:: Data provided ::

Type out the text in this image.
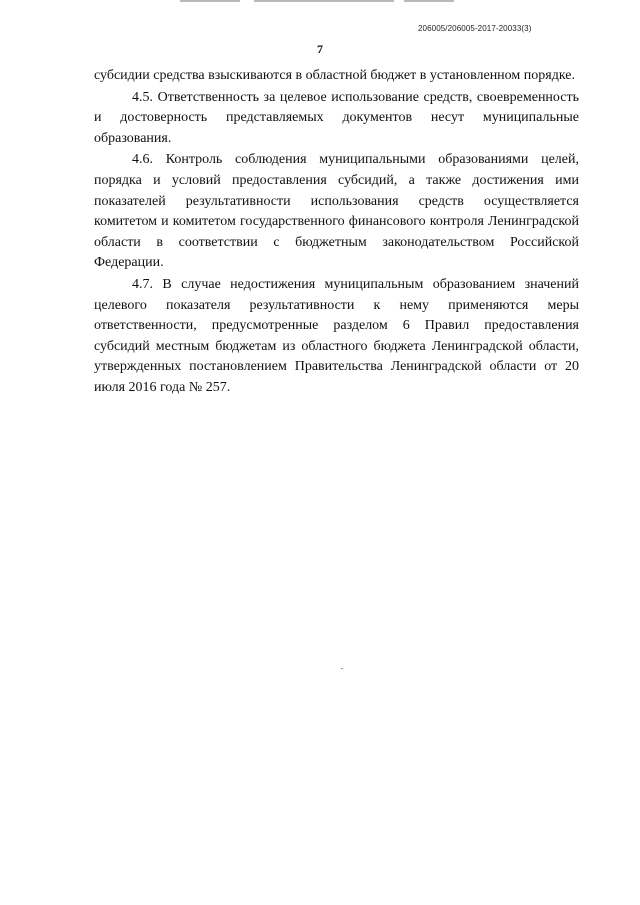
206005/206005-2017-20033(3)
7

субсидии средства взыскиваются в областной бюджет в установленном порядке.

4.5. Ответственность за целевое использование средств, своевременность и достоверность представляемых документов несут муниципальные образования.

4.6. Контроль соблюдения муниципальными образованиями целей, порядка и условий предоставления субсидий, а также достижения ими показателей результативности использования средств осуществляется комитетом и комитетом государственного финансового контроля Ленинградской области в соответствии с бюджетным законодательством Российской Федерации.

4.7. В случае недостижения муниципальным образованием значений целевого показателя результативности к нему применяются меры ответственности, предусмотренные разделом 6 Правил предоставления субсидий местным бюджетам из областного бюджета Ленинградской области, утвержденных постановлением Правительства Ленинградской области от 20 июля 2016 года № 257.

:::

** Exercise details **
Reproduce all the entries that precede this task, word for word, minus any pictures.

** Answer to this exercise **
Type out the text in this image.
206005/206005-2017-20033(3)
7

субсидии средства взыскиваются в областной бюджет в установленном порядке.

4.5. Ответственность за целевое использование средств, своевременность и достоверность представляемых документов несут муниципальные образования.

4.6. Контроль соблюдения муниципальными образованиями целей, порядка и условий предоставления субсидий, а также достижения ими показателей результативности использования средств осуществляется комитетом и комитетом государственного финансового контроля Ленинградской области в соответствии с бюджетным законодательством Российской Федерации.

4.7. В случае недостижения муниципальным образованием значений целевого показателя результативности к нему применяются меры ответственности, предусмотренные разделом 6 Правил предоставления субсидий местным бюджетам из областного бюджета Ленинградской области, утвержденных постановлением Правительства Ленинградской области от 20 июля 2016 года № 257.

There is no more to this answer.